● **Votre tâche**
Poursuivez la critique consacrée au manga Keiji en reprenant immédiatement après sa dernière phrase.

● **Texte de la page**
★ ★ ★ ★ ★
Cette critique a été rédigée suite à l’envoi d’exemplaires par l’éditeur.

L’exubérance a un coût

© 1990 by RYU KEIICHIRO AND TETSUO HARA AND MIO ASOU / COAMIX All rights reserved

Keiji est un Kabuki-mono, un guerrier qui se distingue par son physique. Pas pour sa force ou sa carrure, mais plutôt pour son style : là où ses frères d’armes ont un aspect relativement sobre, outre les accoutrement propres à leur fonction, lui se pare de tenues empreintes de folie avec des couleurs vives et des motifs tape-à-l’œil.  Ces guerriers, comme Keiji, attiraient aussi l’attention pour leurs coupes de cheveux plus originales, ainsi que leur manière de parler. On pourrait presque les comparer aujourd’hui à l’image que l’on a de certains gangsters Japonais dans leur cinéma et leurs jeux vidéo (à commencer par la série des Yakuza), avec des chemises plutôt kitsch, les cheveux gominés et le ton provocateur dans leur manière de s’exprimer. Cela donne un héros tout à fait « anormal », qui vit en marge de la société et du clan qu’il est censé représenter, lui qui fait partie des puissants. Et ce n’est pas étranger au style de Tetsuo Hara, lui que l’on connaît essentiellement pour Hokuto no Ken (Ken le Survivant), avec ses personnages survitaminés aux proportions improbables et à l’attirail sorti d’un imaginaire généreux. On y retrouve aussi sa violence très stylisée, les têtes qui volent et ce second degré permanent face à une brutalité qui n’a rien de réaliste, permettant de faire passer sans mal des exécutions particulièrement sauvages sans faire tomber le manga dans un vulgaire festival d’hémoglobine. Non pas que Keiji s’illustre particulièrement pour sa finesse, mais on sent bien que Tetsuo Hara prenait un malin plaisir à illustrer cette histoire écrite par Keiichirō Ryū, illustre auteur Japonais qui a voué sa carrière à raconter à sa manière des pans de l’histoire de son pays. Keiji est d’ailleurs son dernier récit, avant son décès en 1989.
★ ★ ★ ★ ★
● **Données disponibles**
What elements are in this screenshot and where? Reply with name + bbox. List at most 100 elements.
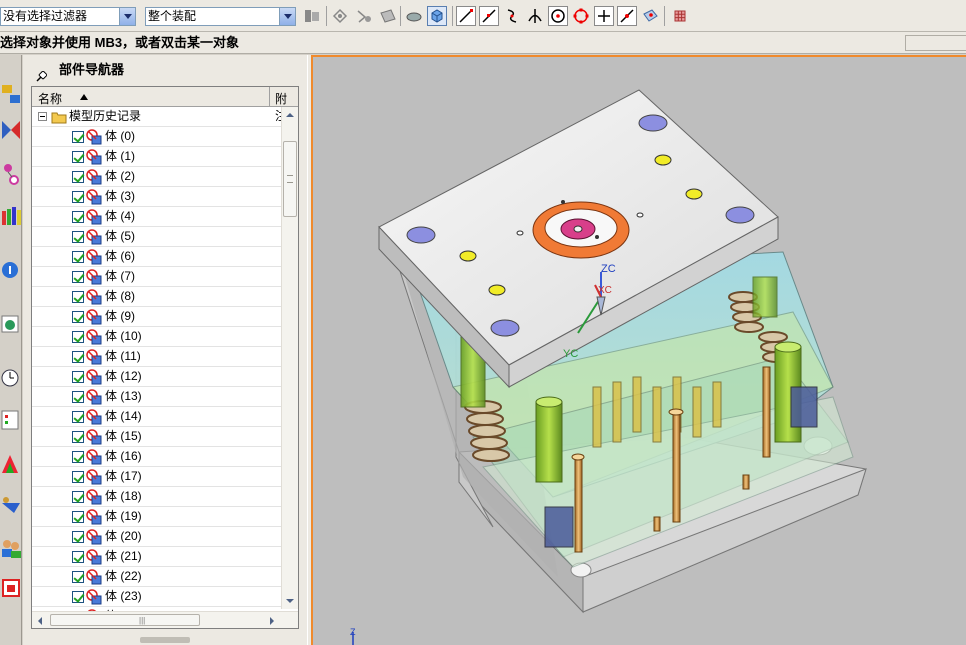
★ ★ ★ ★ ★
● **Résultat**
Et c’est une histoire à l’apparence somme-toute classique, à la narration parfois décousue, mais qui prend plaisir à mettre en avant des personnages atypiques, à la tête desquels ce Keiji Maeda qui intrigue autant qu’il énerve, qui fascine autant qu’il dégoûte, avec son air provocateur et ses choix souvent discutables. Un personnage qui énerve ses proches et qui attire les trahisons de son propre clan, tant il représente une menace pour la force qu’il possède que pour son apparente bêtise. Un air simplet que le personnage cultive, avec son ton irrévérencieux et insolent qui lui donne des passe-droits quand les un·e·s et les autres tentent de se débarrasser de lui en le refilant aux autres. Sa personnalité lui attire aussi de nombreux·euses ennemi·e·s qui restent, de manière systématique, fasciné·e·s par ce joyeux luron dont l’air exubérant tend à faire rire. Cette allure de Kabuki-mono est ainsi autant une manière d’attirer l’œil qu’une façon de lancer les hostilités, en instillant le doute dans les pensées des personnes qui pourraient vouloir s’en prendre à lui. La galerie de personnages est d’ailleurs plutôt réussie et les personnages féminins occupent parfois une place intéressante dans l’œuvre, même si l’on reste face à de forts accents de masculinité, avec tout ce que cela comporte de grotesque. Comme ce dialogue insistant sur la taille de l’entrejambe de Keiji, toutefois Keiichirō Ryū parvenait à prendre suffisamment de distance sur son écriture pour éviter d’aller trop loin, bien que l’on a face à nous un manga relativement daté, aux thématiques et aux approches qui peuvent légitimement déplaire aujourd’hui.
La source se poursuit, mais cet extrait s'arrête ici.